▶ _TASK TO COMPLETE_
Copy every one of the records below word for word.
**** THE DATA
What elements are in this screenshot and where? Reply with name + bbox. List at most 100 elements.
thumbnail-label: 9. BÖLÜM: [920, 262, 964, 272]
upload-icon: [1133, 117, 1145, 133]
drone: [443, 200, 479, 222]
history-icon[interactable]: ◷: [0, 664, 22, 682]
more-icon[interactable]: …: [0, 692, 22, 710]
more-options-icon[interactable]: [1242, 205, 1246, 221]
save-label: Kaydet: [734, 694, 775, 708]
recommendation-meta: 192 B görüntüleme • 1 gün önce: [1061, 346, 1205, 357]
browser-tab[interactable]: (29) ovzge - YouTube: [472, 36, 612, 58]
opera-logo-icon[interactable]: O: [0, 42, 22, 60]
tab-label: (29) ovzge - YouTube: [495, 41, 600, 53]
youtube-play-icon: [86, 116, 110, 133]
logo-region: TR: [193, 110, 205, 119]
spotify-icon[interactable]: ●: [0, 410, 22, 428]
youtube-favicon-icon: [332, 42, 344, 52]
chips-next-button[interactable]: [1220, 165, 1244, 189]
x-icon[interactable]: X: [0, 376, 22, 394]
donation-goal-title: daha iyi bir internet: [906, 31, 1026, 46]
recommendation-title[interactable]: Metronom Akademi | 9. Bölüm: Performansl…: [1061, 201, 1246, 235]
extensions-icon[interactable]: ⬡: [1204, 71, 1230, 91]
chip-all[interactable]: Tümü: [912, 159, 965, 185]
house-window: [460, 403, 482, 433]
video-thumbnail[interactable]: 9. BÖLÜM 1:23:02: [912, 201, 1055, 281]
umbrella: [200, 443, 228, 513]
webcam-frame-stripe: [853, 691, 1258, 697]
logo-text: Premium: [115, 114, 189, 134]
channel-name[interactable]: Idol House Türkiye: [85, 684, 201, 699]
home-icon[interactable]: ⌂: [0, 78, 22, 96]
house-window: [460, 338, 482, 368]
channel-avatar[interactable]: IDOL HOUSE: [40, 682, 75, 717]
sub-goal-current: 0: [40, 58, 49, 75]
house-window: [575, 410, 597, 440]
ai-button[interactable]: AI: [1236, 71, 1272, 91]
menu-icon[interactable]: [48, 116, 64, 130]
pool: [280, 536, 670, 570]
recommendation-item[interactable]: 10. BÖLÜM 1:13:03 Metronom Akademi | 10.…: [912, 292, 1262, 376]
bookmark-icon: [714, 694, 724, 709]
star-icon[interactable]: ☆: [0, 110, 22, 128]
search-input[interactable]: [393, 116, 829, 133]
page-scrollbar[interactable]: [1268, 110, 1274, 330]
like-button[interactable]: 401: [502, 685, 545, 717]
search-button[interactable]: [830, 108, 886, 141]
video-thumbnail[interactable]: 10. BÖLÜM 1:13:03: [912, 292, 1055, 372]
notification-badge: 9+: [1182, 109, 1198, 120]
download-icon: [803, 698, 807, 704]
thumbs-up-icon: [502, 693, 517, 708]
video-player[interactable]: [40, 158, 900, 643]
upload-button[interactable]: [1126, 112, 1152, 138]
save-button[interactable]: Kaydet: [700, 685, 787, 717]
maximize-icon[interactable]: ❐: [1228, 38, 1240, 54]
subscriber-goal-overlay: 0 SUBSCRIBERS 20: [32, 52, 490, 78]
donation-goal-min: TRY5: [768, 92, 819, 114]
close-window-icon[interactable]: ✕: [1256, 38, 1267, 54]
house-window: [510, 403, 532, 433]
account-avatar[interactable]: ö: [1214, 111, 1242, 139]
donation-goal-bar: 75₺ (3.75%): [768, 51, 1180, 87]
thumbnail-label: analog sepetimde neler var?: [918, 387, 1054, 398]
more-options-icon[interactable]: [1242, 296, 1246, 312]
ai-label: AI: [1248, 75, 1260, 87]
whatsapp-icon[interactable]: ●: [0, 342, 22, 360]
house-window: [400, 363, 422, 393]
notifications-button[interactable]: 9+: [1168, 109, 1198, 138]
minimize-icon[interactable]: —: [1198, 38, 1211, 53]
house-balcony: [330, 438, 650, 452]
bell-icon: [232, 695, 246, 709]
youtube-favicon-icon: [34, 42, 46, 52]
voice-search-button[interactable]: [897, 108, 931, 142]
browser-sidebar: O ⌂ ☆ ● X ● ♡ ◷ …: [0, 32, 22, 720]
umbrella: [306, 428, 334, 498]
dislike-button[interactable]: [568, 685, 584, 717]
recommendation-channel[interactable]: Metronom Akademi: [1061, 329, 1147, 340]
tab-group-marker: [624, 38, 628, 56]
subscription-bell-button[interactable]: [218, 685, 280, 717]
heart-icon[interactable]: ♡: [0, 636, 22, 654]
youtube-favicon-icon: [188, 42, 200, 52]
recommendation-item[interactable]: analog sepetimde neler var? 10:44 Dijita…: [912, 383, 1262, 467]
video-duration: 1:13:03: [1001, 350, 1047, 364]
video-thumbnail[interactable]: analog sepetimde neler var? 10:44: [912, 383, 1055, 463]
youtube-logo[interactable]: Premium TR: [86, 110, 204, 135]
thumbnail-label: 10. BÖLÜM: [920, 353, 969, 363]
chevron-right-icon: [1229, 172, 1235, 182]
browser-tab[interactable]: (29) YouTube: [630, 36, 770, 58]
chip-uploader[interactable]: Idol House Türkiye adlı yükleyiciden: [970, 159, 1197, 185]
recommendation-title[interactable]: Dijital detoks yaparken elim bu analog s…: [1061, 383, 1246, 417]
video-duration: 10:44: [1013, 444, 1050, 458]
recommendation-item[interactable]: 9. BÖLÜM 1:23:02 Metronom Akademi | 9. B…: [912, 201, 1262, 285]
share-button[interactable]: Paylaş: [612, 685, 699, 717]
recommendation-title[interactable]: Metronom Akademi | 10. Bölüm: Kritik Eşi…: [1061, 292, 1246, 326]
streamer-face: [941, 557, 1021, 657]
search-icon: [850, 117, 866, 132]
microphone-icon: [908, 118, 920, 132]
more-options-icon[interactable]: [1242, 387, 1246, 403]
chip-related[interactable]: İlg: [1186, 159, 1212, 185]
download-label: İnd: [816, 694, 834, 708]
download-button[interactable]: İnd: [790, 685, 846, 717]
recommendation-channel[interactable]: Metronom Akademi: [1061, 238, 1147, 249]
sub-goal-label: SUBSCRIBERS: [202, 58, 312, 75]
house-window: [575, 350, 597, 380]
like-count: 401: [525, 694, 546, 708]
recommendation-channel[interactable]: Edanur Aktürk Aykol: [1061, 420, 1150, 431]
********
▶ _WRITTEN RESPONSE_
What elements are in this screenshot and where? Reply with name + bbox. List at most 100 elements.
thumbnail-label: 9. BÖLÜM: [920, 262, 964, 272]
upload-icon: [1133, 117, 1145, 133]
drone: [443, 200, 479, 222]
history-icon[interactable]: ◷: [0, 664, 22, 682]
more-icon[interactable]: …: [0, 692, 22, 710]
more-options-icon[interactable]: [1242, 205, 1246, 221]
save-label: Kaydet: [734, 694, 775, 708]
recommendation-meta: 192 B görüntüleme • 1 gün önce: [1061, 346, 1205, 357]
browser-tab[interactable]: (29) ovzge - YouTube: [472, 36, 612, 58]
opera-logo-icon[interactable]: O: [0, 42, 22, 60]
tab-label: (29) ovzge - YouTube: [495, 41, 600, 53]
youtube-play-icon: [86, 116, 110, 133]
logo-region: TR: [193, 110, 205, 119]
spotify-icon[interactable]: ●: [0, 410, 22, 428]
youtube-favicon-icon: [332, 42, 344, 52]
chips-next-button[interactable]: [1220, 165, 1244, 189]
x-icon[interactable]: X: [0, 376, 22, 394]
donation-goal-title: daha iyi bir internet: [906, 31, 1026, 46]
recommendation-title[interactable]: Metronom Akademi | 9. Bölüm: Performansl…: [1061, 201, 1246, 235]
extensions-icon[interactable]: ⬡: [1204, 71, 1230, 91]
chip-all[interactable]: Tümü: [912, 159, 965, 185]
house-window: [460, 403, 482, 433]
video-thumbnail[interactable]: 9. BÖLÜM 1:23:02: [912, 201, 1055, 281]
umbrella: [200, 443, 228, 513]
webcam-frame-stripe: [853, 691, 1258, 697]
logo-text: Premium: [115, 114, 189, 134]
channel-name[interactable]: Idol House Türkiye: [85, 684, 201, 699]
home-icon[interactable]: ⌂: [0, 78, 22, 96]
house-window: [460, 338, 482, 368]
channel-avatar[interactable]: IDOL HOUSE: [40, 682, 75, 717]
sub-goal-current: 0: [40, 58, 49, 75]
house-window: [575, 410, 597, 440]
ai-button[interactable]: AI: [1236, 71, 1272, 91]
menu-icon[interactable]: [48, 116, 64, 130]
pool: [280, 536, 670, 570]
recommendation-item[interactable]: 10. BÖLÜM 1:13:03 Metronom Akademi | 10.…: [912, 292, 1262, 376]
bookmark-icon: [714, 694, 724, 709]
star-icon[interactable]: ☆: [0, 110, 22, 128]
search-input[interactable]: [393, 116, 829, 133]
page-scrollbar[interactable]: [1268, 110, 1274, 330]
like-button[interactable]: 401: [502, 685, 545, 717]
search-button[interactable]: [830, 108, 886, 141]
video-thumbnail[interactable]: 10. BÖLÜM 1:13:03: [912, 292, 1055, 372]
notification-badge: 9+: [1182, 109, 1198, 120]
download-icon: [803, 698, 807, 704]
thumbs-up-icon: [502, 693, 517, 708]
video-player[interactable]: [40, 158, 900, 643]
upload-button[interactable]: [1126, 112, 1152, 138]
save-button[interactable]: Kaydet: [700, 685, 787, 717]
maximize-icon[interactable]: ❐: [1228, 38, 1240, 54]
subscriber-goal-overlay: 0 SUBSCRIBERS 20: [32, 52, 490, 78]
donation-goal-min: TRY5: [768, 92, 819, 114]
close-window-icon[interactable]: ✕: [1256, 38, 1267, 54]
house-window: [510, 403, 532, 433]
account-avatar[interactable]: ö: [1214, 111, 1242, 139]
donation-goal-bar: 75₺ (3.75%): [768, 51, 1180, 87]
thumbnail-label: analog sepetimde neler var?: [918, 387, 1054, 398]
more-options-icon[interactable]: [1242, 296, 1246, 312]
ai-label: AI: [1248, 75, 1260, 87]
whatsapp-icon[interactable]: ●: [0, 342, 22, 360]
house-window: [400, 363, 422, 393]
notifications-button[interactable]: 9+: [1168, 109, 1198, 138]
minimize-icon[interactable]: —: [1198, 38, 1211, 53]
house-balcony: [330, 438, 650, 452]
bell-icon: [232, 695, 246, 709]
youtube-favicon-icon: [34, 42, 46, 52]
voice-search-button[interactable]: [897, 108, 931, 142]
browser-sidebar: O ⌂ ☆ ● X ● ♡ ◷ …: [0, 32, 22, 720]
umbrella: [306, 428, 334, 498]
dislike-button[interactable]: [568, 685, 584, 717]
recommendation-channel[interactable]: Metronom Akademi: [1061, 329, 1147, 340]
tab-group-marker: [624, 38, 628, 56]
subscription-bell-button[interactable]: [218, 685, 280, 717]
heart-icon[interactable]: ♡: [0, 636, 22, 654]
youtube-favicon-icon: [188, 42, 200, 52]
recommendation-item[interactable]: analog sepetimde neler var? 10:44 Dijita…: [912, 383, 1262, 467]
video-duration: 1:13:03: [1001, 350, 1047, 364]
video-thumbnail[interactable]: analog sepetimde neler var? 10:44: [912, 383, 1055, 463]
youtube-logo[interactable]: Premium TR: [86, 110, 204, 135]
thumbnail-label: 10. BÖLÜM: [920, 353, 969, 363]
chevron-right-icon: [1229, 172, 1235, 182]
browser-tab[interactable]: (29) YouTube: [630, 36, 770, 58]
chip-uploader[interactable]: Idol House Türkiye adlı yükleyiciden: [970, 159, 1197, 185]
recommendation-title[interactable]: Dijital detoks yaparken elim bu analog s…: [1061, 383, 1246, 417]
video-duration: 10:44: [1013, 444, 1050, 458]
recommendation-item[interactable]: 9. BÖLÜM 1:23:02 Metronom Akademi | 9. B…: [912, 201, 1262, 285]
share-button[interactable]: Paylaş: [612, 685, 699, 717]
recommendation-title[interactable]: Metronom Akademi | 10. Bölüm: Kritik Eşi…: [1061, 292, 1246, 326]
streamer-face: [941, 557, 1021, 657]
search-icon: [850, 117, 866, 132]
microphone-icon: [908, 118, 920, 132]
more-options-icon[interactable]: [1242, 387, 1246, 403]
chip-related[interactable]: İlg: [1186, 159, 1212, 185]
download-label: İnd: [816, 694, 834, 708]
download-button[interactable]: İnd: [790, 685, 846, 717]
recommendation-channel[interactable]: Metronom Akademi: [1061, 238, 1147, 249]
sub-goal-label: SUBSCRIBERS: [202, 58, 312, 75]
house-window: [575, 350, 597, 380]
like-count: 401: [525, 694, 546, 708]
recommendation-channel[interactable]: Edanur Aktürk Aykol: [1061, 420, 1150, 431]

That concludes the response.